— start of STORED DATA —
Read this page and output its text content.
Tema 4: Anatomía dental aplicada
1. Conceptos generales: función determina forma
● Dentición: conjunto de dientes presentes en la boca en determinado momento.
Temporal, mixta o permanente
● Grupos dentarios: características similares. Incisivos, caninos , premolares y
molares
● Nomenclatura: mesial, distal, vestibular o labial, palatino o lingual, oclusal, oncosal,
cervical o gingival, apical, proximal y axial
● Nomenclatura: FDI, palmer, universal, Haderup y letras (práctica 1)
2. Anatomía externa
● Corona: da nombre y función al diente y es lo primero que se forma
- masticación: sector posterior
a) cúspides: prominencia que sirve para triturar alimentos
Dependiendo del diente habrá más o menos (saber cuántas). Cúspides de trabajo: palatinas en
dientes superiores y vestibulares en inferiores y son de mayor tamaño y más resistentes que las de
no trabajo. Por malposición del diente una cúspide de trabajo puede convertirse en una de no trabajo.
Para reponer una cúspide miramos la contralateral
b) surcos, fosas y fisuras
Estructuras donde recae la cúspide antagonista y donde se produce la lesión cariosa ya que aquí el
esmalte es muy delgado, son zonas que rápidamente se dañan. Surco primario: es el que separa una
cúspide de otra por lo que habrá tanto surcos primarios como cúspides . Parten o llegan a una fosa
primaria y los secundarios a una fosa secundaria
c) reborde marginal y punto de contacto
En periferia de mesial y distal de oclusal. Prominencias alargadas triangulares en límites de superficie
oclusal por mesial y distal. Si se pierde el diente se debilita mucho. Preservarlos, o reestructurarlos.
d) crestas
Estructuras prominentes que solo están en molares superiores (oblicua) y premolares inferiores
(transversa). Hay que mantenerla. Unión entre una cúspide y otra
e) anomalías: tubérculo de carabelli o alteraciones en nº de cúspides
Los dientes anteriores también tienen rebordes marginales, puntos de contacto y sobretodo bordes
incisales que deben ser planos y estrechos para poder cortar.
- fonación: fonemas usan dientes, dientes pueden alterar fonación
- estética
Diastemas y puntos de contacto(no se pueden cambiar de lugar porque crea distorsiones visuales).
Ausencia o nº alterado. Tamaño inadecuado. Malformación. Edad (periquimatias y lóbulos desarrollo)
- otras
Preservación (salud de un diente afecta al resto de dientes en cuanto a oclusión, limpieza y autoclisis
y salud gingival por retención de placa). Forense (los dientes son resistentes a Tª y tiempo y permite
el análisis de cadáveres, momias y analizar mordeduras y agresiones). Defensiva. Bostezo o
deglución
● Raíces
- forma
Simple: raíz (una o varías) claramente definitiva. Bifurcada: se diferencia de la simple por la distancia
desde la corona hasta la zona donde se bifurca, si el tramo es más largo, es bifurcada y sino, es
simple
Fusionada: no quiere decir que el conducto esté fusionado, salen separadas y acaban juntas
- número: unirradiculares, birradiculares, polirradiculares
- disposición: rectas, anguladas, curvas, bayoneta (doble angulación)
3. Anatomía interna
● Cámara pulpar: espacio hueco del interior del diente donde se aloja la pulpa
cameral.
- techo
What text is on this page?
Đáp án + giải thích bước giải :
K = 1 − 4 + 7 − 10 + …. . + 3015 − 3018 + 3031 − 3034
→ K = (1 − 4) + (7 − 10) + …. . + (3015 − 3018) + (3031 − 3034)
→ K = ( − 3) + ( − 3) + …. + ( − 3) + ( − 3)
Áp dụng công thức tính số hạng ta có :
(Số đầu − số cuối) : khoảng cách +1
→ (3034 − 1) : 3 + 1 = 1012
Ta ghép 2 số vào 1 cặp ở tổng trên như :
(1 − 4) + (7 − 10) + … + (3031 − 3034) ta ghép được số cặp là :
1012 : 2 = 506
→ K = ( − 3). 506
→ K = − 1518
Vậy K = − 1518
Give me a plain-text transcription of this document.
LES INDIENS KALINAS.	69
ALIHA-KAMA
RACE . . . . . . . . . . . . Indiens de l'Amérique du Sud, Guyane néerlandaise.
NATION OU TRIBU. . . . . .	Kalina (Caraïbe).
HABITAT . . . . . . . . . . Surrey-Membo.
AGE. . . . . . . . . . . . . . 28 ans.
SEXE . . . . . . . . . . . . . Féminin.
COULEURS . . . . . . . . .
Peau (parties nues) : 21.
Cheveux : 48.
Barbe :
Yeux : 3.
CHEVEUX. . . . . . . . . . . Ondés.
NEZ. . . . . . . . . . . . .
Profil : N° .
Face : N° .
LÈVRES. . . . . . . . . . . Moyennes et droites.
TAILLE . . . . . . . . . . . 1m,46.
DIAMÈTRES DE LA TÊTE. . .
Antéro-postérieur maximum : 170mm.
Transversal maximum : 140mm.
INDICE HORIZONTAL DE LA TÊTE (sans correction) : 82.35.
— end of STORED DATA —
- PROBLEM TO WORK ON -
Copy every record exactly as presented.

- SOLUTION -
Read this page and output its text content.
Tema 4: Anatomía dental aplicada
1. Conceptos generales: función determina forma
● Dentición: conjunto de dientes presentes en la boca en determinado momento.
Temporal, mixta o permanente
● Grupos dentarios: características similares. Incisivos, caninos , premolares y
molares
● Nomenclatura: mesial, distal, vestibular o labial, palatino o lingual, oclusal, oncosal,
cervical o gingival, apical, proximal y axial
● Nomenclatura: FDI, palmer, universal, Haderup y letras (práctica 1)
2. Anatomía externa
● Corona: da nombre y función al diente y es lo primero que se forma
- masticación: sector posterior
a) cúspides: prominencia que sirve para triturar alimentos
Dependiendo del diente habrá más o menos (saber cuántas). Cúspides de trabajo: palatinas en
dientes superiores y vestibulares en inferiores y son de mayor tamaño y más resistentes que las de
no trabajo. Por malposición del diente una cúspide de trabajo puede convertirse en una de no trabajo.
Para reponer una cúspide miramos la contralateral
b) surcos, fosas y fisuras
Estructuras donde recae la cúspide antagonista y donde se produce la lesión cariosa ya que aquí el
esmalte es muy delgado, son zonas que rápidamente se dañan. Surco primario: es el que separa una
cúspide de otra por lo que habrá tanto surcos primarios como cúspides . Parten o llegan a una fosa
primaria y los secundarios a una fosa secundaria
c) reborde marginal y punto de contacto
En periferia de mesial y distal de oclusal. Prominencias alargadas triangulares en límites de superficie
oclusal por mesial y distal. Si se pierde el diente se debilita mucho. Preservarlos, o reestructurarlos.
d) crestas
Estructuras prominentes que solo están en molares superiores (oblicua) y premolares inferiores
(transversa). Hay que mantenerla. Unión entre una cúspide y otra
e) anomalías: tubérculo de carabelli o alteraciones en nº de cúspides
Los dientes anteriores también tienen rebordes marginales, puntos de contacto y sobretodo bordes
incisales que deben ser planos y estrechos para poder cortar.
- fonación: fonemas usan dientes, dientes pueden alterar fonación
- estética
Diastemas y puntos de contacto(no se pueden cambiar de lugar porque crea distorsiones visuales).
Ausencia o nº alterado. Tamaño inadecuado. Malformación. Edad (periquimatias y lóbulos desarrollo)
- otras
Preservación (salud de un diente afecta al resto de dientes en cuanto a oclusión, limpieza y autoclisis
y salud gingival por retención de placa). Forense (los dientes son resistentes a Tª y tiempo y permite
el análisis de cadáveres, momias y analizar mordeduras y agresiones). Defensiva. Bostezo o
deglución
● Raíces
- forma
Simple: raíz (una o varías) claramente definitiva. Bifurcada: se diferencia de la simple por la distancia
desde la corona hasta la zona donde se bifurca, si el tramo es más largo, es bifurcada y sino, es
simple
Fusionada: no quiere decir que el conducto esté fusionado, salen separadas y acaban juntas
- número: unirradiculares, birradiculares, polirradiculares
- disposición: rectas, anguladas, curvas, bayoneta (doble angulación)
3. Anatomía interna
● Cámara pulpar: espacio hueco del interior del diente donde se aloja la pulpa
cameral.
- techo
What text is on this page?
Đáp án + giải thích bước giải :
K = 1 − 4 + 7 − 10 + …. . + 3015 − 3018 + 3031 − 3034
→ K = (1 − 4) + (7 − 10) + …. . + (3015 − 3018) + (3031 − 3034)
→ K = ( − 3) + ( − 3) + …. + ( − 3) + ( − 3)
Áp dụng công thức tính số hạng ta có :
(Số đầu − số cuối) : khoảng cách +1
→ (3034 − 1) : 3 + 1 = 1012
Ta ghép 2 số vào 1 cặp ở tổng trên như :
(1 − 4) + (7 − 10) + … + (3031 − 3034) ta ghép được số cặp là :
1012 : 2 = 506
→ K = ( − 3). 506
→ K = − 1518
Vậy K = − 1518
Give me a plain-text transcription of this document.
LES INDIENS KALINAS.	69
ALIHA-KAMA
RACE . . . . . . . . . . . . Indiens de l'Amérique du Sud, Guyane néerlandaise.
NATION OU TRIBU. . . . . .	Kalina (Caraïbe).
HABITAT . . . . . . . . . . Surrey-Membo.
AGE. . . . . . . . . . . . . . 28 ans.
SEXE . . . . . . . . . . . . . Féminin.
COULEURS . . . . . . . . .
Peau (parties nues) : 21.
Cheveux : 48.
Barbe :
Yeux : 3.
CHEVEUX. . . . . . . . . . . Ondés.
NEZ. . . . . . . . . . . . .
Profil : N° .
Face : N° .
LÈVRES. . . . . . . . . . . Moyennes et droites.
TAILLE . . . . . . . . . . . 1m,46.
DIAMÈTRES DE LA TÊTE. . .
Antéro-postérieur maximum : 170mm.
Transversal maximum : 140mm.
INDICE HORIZONTAL DE LA TÊTE (sans correction) : 82.35.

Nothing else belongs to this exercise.